### Short exercise
Set down each line of the data below exactly as it stands, dropping the pictures.

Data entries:
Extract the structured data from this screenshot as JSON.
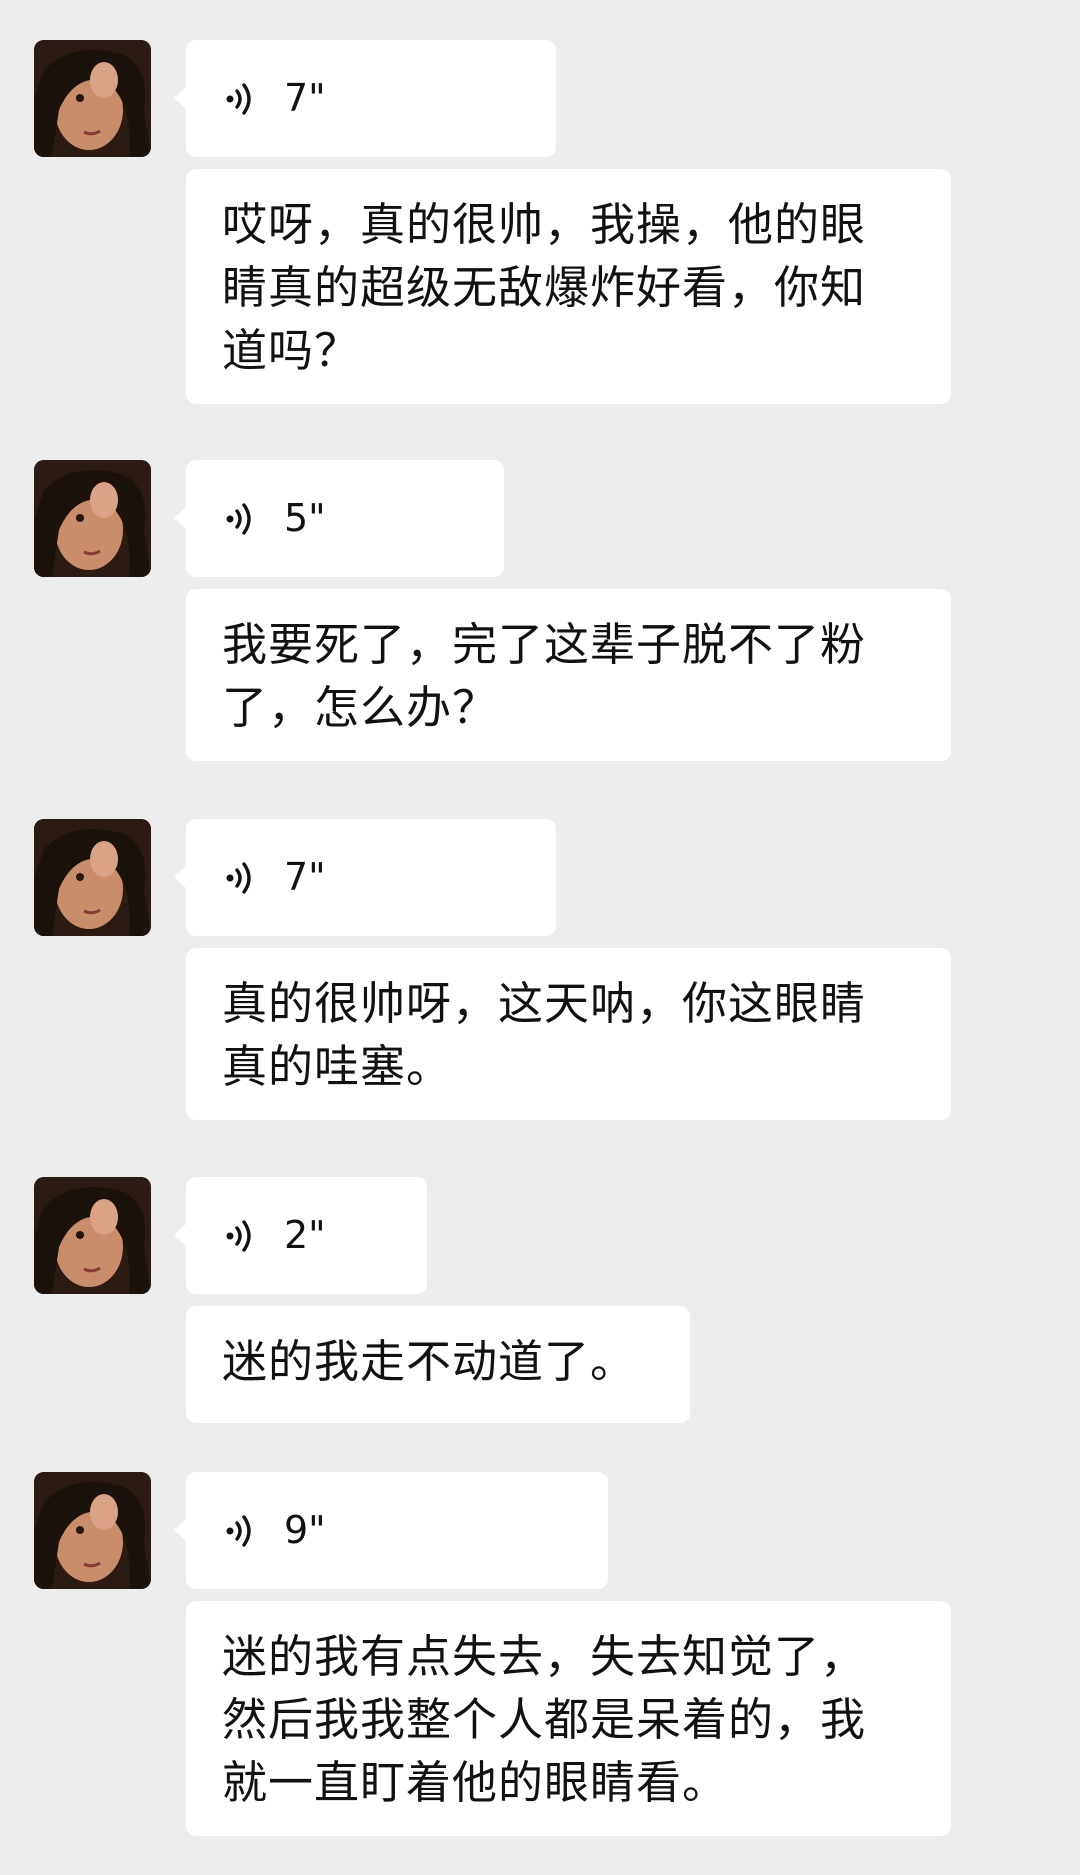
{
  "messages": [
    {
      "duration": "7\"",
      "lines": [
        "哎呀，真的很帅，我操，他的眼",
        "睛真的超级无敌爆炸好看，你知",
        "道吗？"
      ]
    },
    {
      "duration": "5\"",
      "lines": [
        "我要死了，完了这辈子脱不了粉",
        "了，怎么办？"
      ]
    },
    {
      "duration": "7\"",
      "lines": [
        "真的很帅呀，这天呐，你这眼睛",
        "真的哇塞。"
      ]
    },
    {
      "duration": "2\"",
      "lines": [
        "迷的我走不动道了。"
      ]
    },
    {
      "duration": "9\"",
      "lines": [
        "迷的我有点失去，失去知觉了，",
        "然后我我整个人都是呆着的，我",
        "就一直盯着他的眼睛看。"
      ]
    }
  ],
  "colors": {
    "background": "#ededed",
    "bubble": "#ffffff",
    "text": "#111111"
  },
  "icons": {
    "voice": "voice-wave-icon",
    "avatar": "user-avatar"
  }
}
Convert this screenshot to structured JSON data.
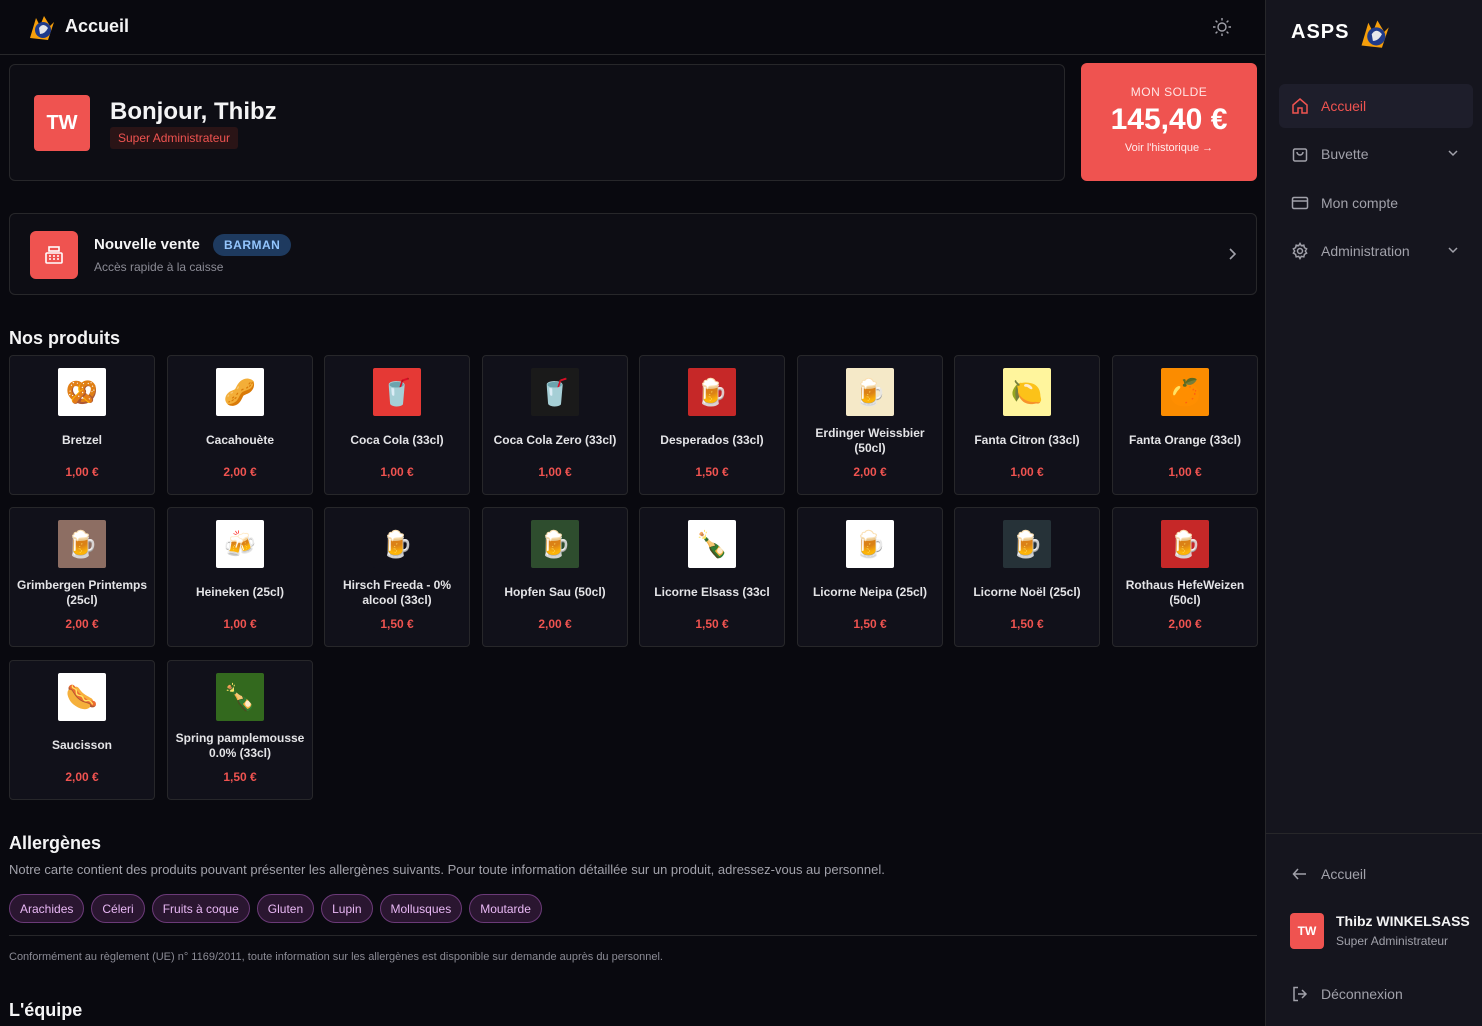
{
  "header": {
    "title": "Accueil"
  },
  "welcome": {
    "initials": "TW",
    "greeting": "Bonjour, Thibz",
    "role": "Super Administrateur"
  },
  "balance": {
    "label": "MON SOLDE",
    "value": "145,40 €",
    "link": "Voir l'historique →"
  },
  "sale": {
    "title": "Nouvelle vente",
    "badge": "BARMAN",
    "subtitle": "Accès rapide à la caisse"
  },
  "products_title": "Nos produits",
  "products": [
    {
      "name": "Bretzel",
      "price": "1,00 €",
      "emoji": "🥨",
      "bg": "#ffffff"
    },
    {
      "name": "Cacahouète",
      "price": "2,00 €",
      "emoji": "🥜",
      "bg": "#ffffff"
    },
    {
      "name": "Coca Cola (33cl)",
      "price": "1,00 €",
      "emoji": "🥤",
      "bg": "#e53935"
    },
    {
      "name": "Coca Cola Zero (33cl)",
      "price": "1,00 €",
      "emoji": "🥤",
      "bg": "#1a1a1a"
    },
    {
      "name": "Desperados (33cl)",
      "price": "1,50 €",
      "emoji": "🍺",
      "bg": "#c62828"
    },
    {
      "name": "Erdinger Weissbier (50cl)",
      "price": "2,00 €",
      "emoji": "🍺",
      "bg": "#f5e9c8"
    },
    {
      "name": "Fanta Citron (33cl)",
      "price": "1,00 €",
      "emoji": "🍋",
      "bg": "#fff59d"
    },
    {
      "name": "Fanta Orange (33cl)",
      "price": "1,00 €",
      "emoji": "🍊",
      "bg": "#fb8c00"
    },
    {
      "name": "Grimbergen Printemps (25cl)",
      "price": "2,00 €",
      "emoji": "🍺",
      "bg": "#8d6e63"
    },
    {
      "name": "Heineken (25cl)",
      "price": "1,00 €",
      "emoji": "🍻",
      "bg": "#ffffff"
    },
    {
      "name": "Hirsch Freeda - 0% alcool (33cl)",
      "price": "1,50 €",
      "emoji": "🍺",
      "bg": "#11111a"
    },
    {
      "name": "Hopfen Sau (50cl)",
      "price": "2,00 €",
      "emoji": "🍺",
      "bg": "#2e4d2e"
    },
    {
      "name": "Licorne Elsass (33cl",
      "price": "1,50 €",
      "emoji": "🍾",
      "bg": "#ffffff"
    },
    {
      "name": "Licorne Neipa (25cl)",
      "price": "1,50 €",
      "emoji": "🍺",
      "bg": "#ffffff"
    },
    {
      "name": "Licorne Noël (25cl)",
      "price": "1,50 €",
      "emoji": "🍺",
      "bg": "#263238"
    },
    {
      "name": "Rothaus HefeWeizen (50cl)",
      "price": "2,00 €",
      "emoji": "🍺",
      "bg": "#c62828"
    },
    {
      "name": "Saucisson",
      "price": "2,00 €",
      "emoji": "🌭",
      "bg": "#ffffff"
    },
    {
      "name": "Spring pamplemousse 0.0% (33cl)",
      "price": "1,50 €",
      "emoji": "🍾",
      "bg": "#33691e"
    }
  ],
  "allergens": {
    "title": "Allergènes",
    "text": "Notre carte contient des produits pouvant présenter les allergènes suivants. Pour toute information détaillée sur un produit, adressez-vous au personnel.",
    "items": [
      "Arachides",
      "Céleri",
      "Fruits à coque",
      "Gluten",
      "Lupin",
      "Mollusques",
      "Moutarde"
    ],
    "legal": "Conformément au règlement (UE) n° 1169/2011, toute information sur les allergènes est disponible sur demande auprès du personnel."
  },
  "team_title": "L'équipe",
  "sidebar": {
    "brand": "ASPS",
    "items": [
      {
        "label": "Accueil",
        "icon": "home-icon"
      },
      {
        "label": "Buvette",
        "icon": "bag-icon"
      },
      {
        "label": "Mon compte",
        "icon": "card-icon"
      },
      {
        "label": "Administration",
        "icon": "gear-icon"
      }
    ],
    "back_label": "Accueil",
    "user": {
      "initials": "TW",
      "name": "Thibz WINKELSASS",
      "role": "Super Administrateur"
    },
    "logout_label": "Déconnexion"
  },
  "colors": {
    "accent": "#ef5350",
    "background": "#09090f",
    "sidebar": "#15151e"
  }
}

### Result of this task
Extract the structured data from this screenshot as JSON.
{
  "messages": [
    {
      "duration": "7\"",
      "lines": [
        "哎呀，真的很帅，我操，他的眼",
        "睛真的超级无敌爆炸好看，你知",
        "道吗？"
      ]
    },
    {
      "duration": "5\"",
      "lines": [
        "我要死了，完了这辈子脱不了粉",
        "了，怎么办？"
      ]
    },
    {
      "duration": "7\"",
      "lines": [
        "真的很帅呀，这天呐，你这眼睛",
        "真的哇塞。"
      ]
    },
    {
      "duration": "2\"",
      "lines": [
        "迷的我走不动道了。"
      ]
    },
    {
      "duration": "9\"",
      "lines": [
        "迷的我有点失去，失去知觉了，",
        "然后我我整个人都是呆着的，我",
        "就一直盯着他的眼睛看。"
      ]
    }
  ],
  "colors": {
    "background": "#ededed",
    "bubble": "#ffffff",
    "text": "#111111"
  },
  "icons": {
    "voice": "voice-wave-icon",
    "avatar": "user-avatar"
  }
}
Convert this screenshot to structured JSON data.
{
  "header": {
    "title": "Accueil"
  },
  "welcome": {
    "initials": "TW",
    "greeting": "Bonjour, Thibz",
    "role": "Super Administrateur"
  },
  "balance": {
    "label": "MON SOLDE",
    "value": "145,40 €",
    "link": "Voir l'historique →"
  },
  "sale": {
    "title": "Nouvelle vente",
    "badge": "BARMAN",
    "subtitle": "Accès rapide à la caisse"
  },
  "products_title": "Nos produits",
  "products": [
    {
      "name": "Bretzel",
      "price": "1,00 €",
      "emoji": "🥨",
      "bg": "#ffffff"
    },
    {
      "name": "Cacahouète",
      "price": "2,00 €",
      "emoji": "🥜",
      "bg": "#ffffff"
    },
    {
      "name": "Coca Cola (33cl)",
      "price": "1,00 €",
      "emoji": "🥤",
      "bg": "#e53935"
    },
    {
      "name": "Coca Cola Zero (33cl)",
      "price": "1,00 €",
      "emoji": "🥤",
      "bg": "#1a1a1a"
    },
    {
      "name": "Desperados (33cl)",
      "price": "1,50 €",
      "emoji": "🍺",
      "bg": "#c62828"
    },
    {
      "name": "Erdinger Weissbier (50cl)",
      "price": "2,00 €",
      "emoji": "🍺",
      "bg": "#f5e9c8"
    },
    {
      "name": "Fanta Citron (33cl)",
      "price": "1,00 €",
      "emoji": "🍋",
      "bg": "#fff59d"
    },
    {
      "name": "Fanta Orange (33cl)",
      "price": "1,00 €",
      "emoji": "🍊",
      "bg": "#fb8c00"
    },
    {
      "name": "Grimbergen Printemps (25cl)",
      "price": "2,00 €",
      "emoji": "🍺",
      "bg": "#8d6e63"
    },
    {
      "name": "Heineken (25cl)",
      "price": "1,00 €",
      "emoji": "🍻",
      "bg": "#ffffff"
    },
    {
      "name": "Hirsch Freeda - 0% alcool (33cl)",
      "price": "1,50 €",
      "emoji": "🍺",
      "bg": "#11111a"
    },
    {
      "name": "Hopfen Sau (50cl)",
      "price": "2,00 €",
      "emoji": "🍺",
      "bg": "#2e4d2e"
    },
    {
      "name": "Licorne Elsass (33cl",
      "price": "1,50 €",
      "emoji": "🍾",
      "bg": "#ffffff"
    },
    {
      "name": "Licorne Neipa (25cl)",
      "price": "1,50 €",
      "emoji": "🍺",
      "bg": "#ffffff"
    },
    {
      "name": "Licorne Noël (25cl)",
      "price": "1,50 €",
      "emoji": "🍺",
      "bg": "#263238"
    },
    {
      "name": "Rothaus HefeWeizen (50cl)",
      "price": "2,00 €",
      "emoji": "🍺",
      "bg": "#c62828"
    },
    {
      "name": "Saucisson",
      "price": "2,00 €",
      "emoji": "🌭",
      "bg": "#ffffff"
    },
    {
      "name": "Spring pamplemousse 0.0% (33cl)",
      "price": "1,50 €",
      "emoji": "🍾",
      "bg": "#33691e"
    }
  ],
  "allergens": {
    "title": "Allergènes",
    "text": "Notre carte contient des produits pouvant présenter les allergènes suivants. Pour toute information détaillée sur un produit, adressez-vous au personnel.",
    "items": [
      "Arachides",
      "Céleri",
      "Fruits à coque",
      "Gluten",
      "Lupin",
      "Mollusques",
      "Moutarde"
    ],
    "legal": "Conformément au règlement (UE) n° 1169/2011, toute information sur les allergènes est disponible sur demande auprès du personnel."
  },
  "team_title": "L'équipe",
  "sidebar": {
    "brand": "ASPS",
    "items": [
      {
        "label": "Accueil",
        "icon": "home-icon"
      },
      {
        "label": "Buvette",
        "icon": "bag-icon"
      },
      {
        "label": "Mon compte",
        "icon": "card-icon"
      },
      {
        "label": "Administration",
        "icon": "gear-icon"
      }
    ],
    "back_label": "Accueil",
    "user": {
      "initials": "TW",
      "name": "Thibz WINKELSASS",
      "role": "Super Administrateur"
    },
    "logout_label": "Déconnexion"
  },
  "colors": {
    "accent": "#ef5350",
    "background": "#09090f",
    "sidebar": "#15151e"
  }
}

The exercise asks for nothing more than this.